Prompt = Each record must be retyped in full. No character may differ.

(Stored data)
==========

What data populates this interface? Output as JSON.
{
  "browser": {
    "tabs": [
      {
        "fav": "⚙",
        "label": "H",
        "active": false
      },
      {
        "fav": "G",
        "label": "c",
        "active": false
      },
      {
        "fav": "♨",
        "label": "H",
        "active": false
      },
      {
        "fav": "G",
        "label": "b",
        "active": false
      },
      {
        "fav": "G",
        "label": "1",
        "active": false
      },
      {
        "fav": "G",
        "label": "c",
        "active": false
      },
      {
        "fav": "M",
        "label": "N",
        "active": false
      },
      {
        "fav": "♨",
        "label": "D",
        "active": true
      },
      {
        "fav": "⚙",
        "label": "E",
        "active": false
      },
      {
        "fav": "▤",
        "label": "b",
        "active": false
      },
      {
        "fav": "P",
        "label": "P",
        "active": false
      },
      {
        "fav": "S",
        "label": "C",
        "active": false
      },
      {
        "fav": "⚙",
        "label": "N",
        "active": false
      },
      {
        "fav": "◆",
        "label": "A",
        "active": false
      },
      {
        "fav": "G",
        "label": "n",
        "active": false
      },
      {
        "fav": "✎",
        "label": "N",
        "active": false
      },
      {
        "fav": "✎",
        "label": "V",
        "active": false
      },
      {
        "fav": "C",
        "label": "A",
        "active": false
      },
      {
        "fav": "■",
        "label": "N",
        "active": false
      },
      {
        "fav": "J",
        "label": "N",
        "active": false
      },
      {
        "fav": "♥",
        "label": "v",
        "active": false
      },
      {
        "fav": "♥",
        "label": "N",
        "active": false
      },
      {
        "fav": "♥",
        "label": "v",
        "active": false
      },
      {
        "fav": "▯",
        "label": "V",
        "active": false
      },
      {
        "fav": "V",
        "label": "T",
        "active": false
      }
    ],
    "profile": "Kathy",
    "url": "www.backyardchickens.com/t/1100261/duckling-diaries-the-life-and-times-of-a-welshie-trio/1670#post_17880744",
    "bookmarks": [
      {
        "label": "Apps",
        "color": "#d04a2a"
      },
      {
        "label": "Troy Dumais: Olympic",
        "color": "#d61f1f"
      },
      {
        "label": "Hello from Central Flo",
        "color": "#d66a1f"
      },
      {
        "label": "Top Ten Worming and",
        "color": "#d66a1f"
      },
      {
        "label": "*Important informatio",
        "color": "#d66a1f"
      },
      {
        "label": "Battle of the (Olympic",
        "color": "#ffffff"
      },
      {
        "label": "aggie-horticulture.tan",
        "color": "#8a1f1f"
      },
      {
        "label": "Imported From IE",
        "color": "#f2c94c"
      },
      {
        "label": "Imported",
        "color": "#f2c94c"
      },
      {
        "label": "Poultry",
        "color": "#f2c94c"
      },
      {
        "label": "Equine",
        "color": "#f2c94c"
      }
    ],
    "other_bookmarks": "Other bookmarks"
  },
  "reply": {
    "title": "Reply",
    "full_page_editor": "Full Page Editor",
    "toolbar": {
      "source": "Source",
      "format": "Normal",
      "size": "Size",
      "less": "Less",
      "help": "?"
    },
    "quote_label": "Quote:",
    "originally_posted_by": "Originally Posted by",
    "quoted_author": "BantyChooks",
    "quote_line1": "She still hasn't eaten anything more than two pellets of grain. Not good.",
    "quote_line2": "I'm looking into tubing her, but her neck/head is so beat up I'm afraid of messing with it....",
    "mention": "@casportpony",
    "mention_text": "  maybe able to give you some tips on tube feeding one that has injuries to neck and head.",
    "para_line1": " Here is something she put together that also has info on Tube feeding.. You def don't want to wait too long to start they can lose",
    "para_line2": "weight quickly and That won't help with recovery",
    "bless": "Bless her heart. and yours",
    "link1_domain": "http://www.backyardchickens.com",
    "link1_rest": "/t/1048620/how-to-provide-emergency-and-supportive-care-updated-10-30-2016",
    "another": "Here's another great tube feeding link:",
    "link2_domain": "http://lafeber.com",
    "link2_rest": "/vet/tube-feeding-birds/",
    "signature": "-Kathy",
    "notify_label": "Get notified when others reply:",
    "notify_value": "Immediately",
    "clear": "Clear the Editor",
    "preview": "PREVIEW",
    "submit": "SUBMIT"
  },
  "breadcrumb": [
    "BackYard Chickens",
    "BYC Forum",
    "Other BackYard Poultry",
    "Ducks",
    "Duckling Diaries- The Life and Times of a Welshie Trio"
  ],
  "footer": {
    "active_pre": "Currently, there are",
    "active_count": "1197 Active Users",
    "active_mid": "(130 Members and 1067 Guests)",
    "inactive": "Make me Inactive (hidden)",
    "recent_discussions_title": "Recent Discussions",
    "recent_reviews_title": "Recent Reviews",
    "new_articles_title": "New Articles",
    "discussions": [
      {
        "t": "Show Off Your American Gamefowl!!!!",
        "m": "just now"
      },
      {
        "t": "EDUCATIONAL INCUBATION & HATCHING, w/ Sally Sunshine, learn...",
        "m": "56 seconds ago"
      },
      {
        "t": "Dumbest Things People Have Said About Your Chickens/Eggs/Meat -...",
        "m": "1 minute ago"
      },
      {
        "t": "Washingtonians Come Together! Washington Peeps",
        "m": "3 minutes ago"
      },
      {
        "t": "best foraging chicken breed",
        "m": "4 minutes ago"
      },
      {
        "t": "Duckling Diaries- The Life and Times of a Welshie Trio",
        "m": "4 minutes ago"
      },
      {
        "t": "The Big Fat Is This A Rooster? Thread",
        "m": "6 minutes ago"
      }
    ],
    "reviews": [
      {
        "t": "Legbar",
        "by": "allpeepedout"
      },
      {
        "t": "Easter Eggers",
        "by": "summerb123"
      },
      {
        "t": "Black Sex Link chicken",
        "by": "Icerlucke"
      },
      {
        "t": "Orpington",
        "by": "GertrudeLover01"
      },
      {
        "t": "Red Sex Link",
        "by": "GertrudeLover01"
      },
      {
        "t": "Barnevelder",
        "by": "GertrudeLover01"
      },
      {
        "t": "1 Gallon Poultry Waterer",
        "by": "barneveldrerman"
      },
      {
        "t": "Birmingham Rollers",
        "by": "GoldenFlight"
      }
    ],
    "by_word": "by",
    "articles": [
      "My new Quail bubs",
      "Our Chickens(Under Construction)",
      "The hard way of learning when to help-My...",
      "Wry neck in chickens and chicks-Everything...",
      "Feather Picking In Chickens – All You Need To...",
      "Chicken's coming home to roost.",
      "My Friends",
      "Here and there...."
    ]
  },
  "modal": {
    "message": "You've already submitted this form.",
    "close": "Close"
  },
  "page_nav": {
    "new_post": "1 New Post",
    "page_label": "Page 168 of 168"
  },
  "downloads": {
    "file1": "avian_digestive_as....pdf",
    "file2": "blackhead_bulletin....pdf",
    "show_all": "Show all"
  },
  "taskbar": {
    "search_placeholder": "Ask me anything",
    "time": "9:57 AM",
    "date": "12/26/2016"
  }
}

==========

Solution for this task =
What data populates this interface? Output as JSON.
{
  "browser": {
    "tabs": [
      {
        "fav": "⚙",
        "label": "H",
        "active": false
      },
      {
        "fav": "G",
        "label": "c",
        "active": false
      },
      {
        "fav": "♨",
        "label": "H",
        "active": false
      },
      {
        "fav": "G",
        "label": "b",
        "active": false
      },
      {
        "fav": "G",
        "label": "1",
        "active": false
      },
      {
        "fav": "G",
        "label": "c",
        "active": false
      },
      {
        "fav": "M",
        "label": "N",
        "active": false
      },
      {
        "fav": "♨",
        "label": "D",
        "active": true
      },
      {
        "fav": "⚙",
        "label": "E",
        "active": false
      },
      {
        "fav": "▤",
        "label": "b",
        "active": false
      },
      {
        "fav": "P",
        "label": "P",
        "active": false
      },
      {
        "fav": "S",
        "label": "C",
        "active": false
      },
      {
        "fav": "⚙",
        "label": "N",
        "active": false
      },
      {
        "fav": "◆",
        "label": "A",
        "active": false
      },
      {
        "fav": "G",
        "label": "n",
        "active": false
      },
      {
        "fav": "✎",
        "label": "N",
        "active": false
      },
      {
        "fav": "✎",
        "label": "V",
        "active": false
      },
      {
        "fav": "C",
        "label": "A",
        "active": false
      },
      {
        "fav": "■",
        "label": "N",
        "active": false
      },
      {
        "fav": "J",
        "label": "N",
        "active": false
      },
      {
        "fav": "♥",
        "label": "v",
        "active": false
      },
      {
        "fav": "♥",
        "label": "N",
        "active": false
      },
      {
        "fav": "♥",
        "label": "v",
        "active": false
      },
      {
        "fav": "▯",
        "label": "V",
        "active": false
      },
      {
        "fav": "V",
        "label": "T",
        "active": false
      }
    ],
    "profile": "Kathy",
    "url": "www.backyardchickens.com/t/1100261/duckling-diaries-the-life-and-times-of-a-welshie-trio/1670#post_17880744",
    "bookmarks": [
      {
        "label": "Apps",
        "color": "#d04a2a"
      },
      {
        "label": "Troy Dumais: Olympic",
        "color": "#d61f1f"
      },
      {
        "label": "Hello from Central Flo",
        "color": "#d66a1f"
      },
      {
        "label": "Top Ten Worming and",
        "color": "#d66a1f"
      },
      {
        "label": "*Important informatio",
        "color": "#d66a1f"
      },
      {
        "label": "Battle of the (Olympic",
        "color": "#ffffff"
      },
      {
        "label": "aggie-horticulture.tan",
        "color": "#8a1f1f"
      },
      {
        "label": "Imported From IE",
        "color": "#f2c94c"
      },
      {
        "label": "Imported",
        "color": "#f2c94c"
      },
      {
        "label": "Poultry",
        "color": "#f2c94c"
      },
      {
        "label": "Equine",
        "color": "#f2c94c"
      }
    ],
    "other_bookmarks": "Other bookmarks"
  },
  "reply": {
    "title": "Reply",
    "full_page_editor": "Full Page Editor",
    "toolbar": {
      "source": "Source",
      "format": "Normal",
      "size": "Size",
      "less": "Less",
      "help": "?"
    },
    "quote_label": "Quote:",
    "originally_posted_by": "Originally Posted by",
    "quoted_author": "BantyChooks",
    "quote_line1": "She still hasn't eaten anything more than two pellets of grain. Not good.",
    "quote_line2": "I'm looking into tubing her, but her neck/head is so beat up I'm afraid of messing with it....",
    "mention": "@casportpony",
    "mention_text": "  maybe able to give you some tips on tube feeding one that has injuries to neck and head.",
    "para_line1": " Here is something she put together that also has info on Tube feeding.. You def don't want to wait too long to start they can lose",
    "para_line2": "weight quickly and That won't help with recovery",
    "bless": "Bless her heart. and yours",
    "link1_domain": "http://www.backyardchickens.com",
    "link1_rest": "/t/1048620/how-to-provide-emergency-and-supportive-care-updated-10-30-2016",
    "another": "Here's another great tube feeding link:",
    "link2_domain": "http://lafeber.com",
    "link2_rest": "/vet/tube-feeding-birds/",
    "signature": "-Kathy",
    "notify_label": "Get notified when others reply:",
    "notify_value": "Immediately",
    "clear": "Clear the Editor",
    "preview": "PREVIEW",
    "submit": "SUBMIT"
  },
  "breadcrumb": [
    "BackYard Chickens",
    "BYC Forum",
    "Other BackYard Poultry",
    "Ducks",
    "Duckling Diaries- The Life and Times of a Welshie Trio"
  ],
  "footer": {
    "active_pre": "Currently, there are",
    "active_count": "1197 Active Users",
    "active_mid": "(130 Members and 1067 Guests)",
    "inactive": "Make me Inactive (hidden)",
    "recent_discussions_title": "Recent Discussions",
    "recent_reviews_title": "Recent Reviews",
    "new_articles_title": "New Articles",
    "discussions": [
      {
        "t": "Show Off Your American Gamefowl!!!!",
        "m": "just now"
      },
      {
        "t": "EDUCATIONAL INCUBATION & HATCHING, w/ Sally Sunshine, learn...",
        "m": "56 seconds ago"
      },
      {
        "t": "Dumbest Things People Have Said About Your Chickens/Eggs/Meat -...",
        "m": "1 minute ago"
      },
      {
        "t": "Washingtonians Come Together! Washington Peeps",
        "m": "3 minutes ago"
      },
      {
        "t": "best foraging chicken breed",
        "m": "4 minutes ago"
      },
      {
        "t": "Duckling Diaries- The Life and Times of a Welshie Trio",
        "m": "4 minutes ago"
      },
      {
        "t": "The Big Fat Is This A Rooster? Thread",
        "m": "6 minutes ago"
      }
    ],
    "reviews": [
      {
        "t": "Legbar",
        "by": "allpeepedout"
      },
      {
        "t": "Easter Eggers",
        "by": "summerb123"
      },
      {
        "t": "Black Sex Link chicken",
        "by": "Icerlucke"
      },
      {
        "t": "Orpington",
        "by": "GertrudeLover01"
      },
      {
        "t": "Red Sex Link",
        "by": "GertrudeLover01"
      },
      {
        "t": "Barnevelder",
        "by": "GertrudeLover01"
      },
      {
        "t": "1 Gallon Poultry Waterer",
        "by": "barneveldrerman"
      },
      {
        "t": "Birmingham Rollers",
        "by": "GoldenFlight"
      }
    ],
    "by_word": "by",
    "articles": [
      "My new Quail bubs",
      "Our Chickens(Under Construction)",
      "The hard way of learning when to help-My...",
      "Wry neck in chickens and chicks-Everything...",
      "Feather Picking In Chickens – All You Need To...",
      "Chicken's coming home to roost.",
      "My Friends",
      "Here and there...."
    ]
  },
  "modal": {
    "message": "You've already submitted this form.",
    "close": "Close"
  },
  "page_nav": {
    "new_post": "1 New Post",
    "page_label": "Page 168 of 168"
  },
  "downloads": {
    "file1": "avian_digestive_as....pdf",
    "file2": "blackhead_bulletin....pdf",
    "show_all": "Show all"
  },
  "taskbar": {
    "search_placeholder": "Ask me anything",
    "time": "9:57 AM",
    "date": "12/26/2016"
  }
}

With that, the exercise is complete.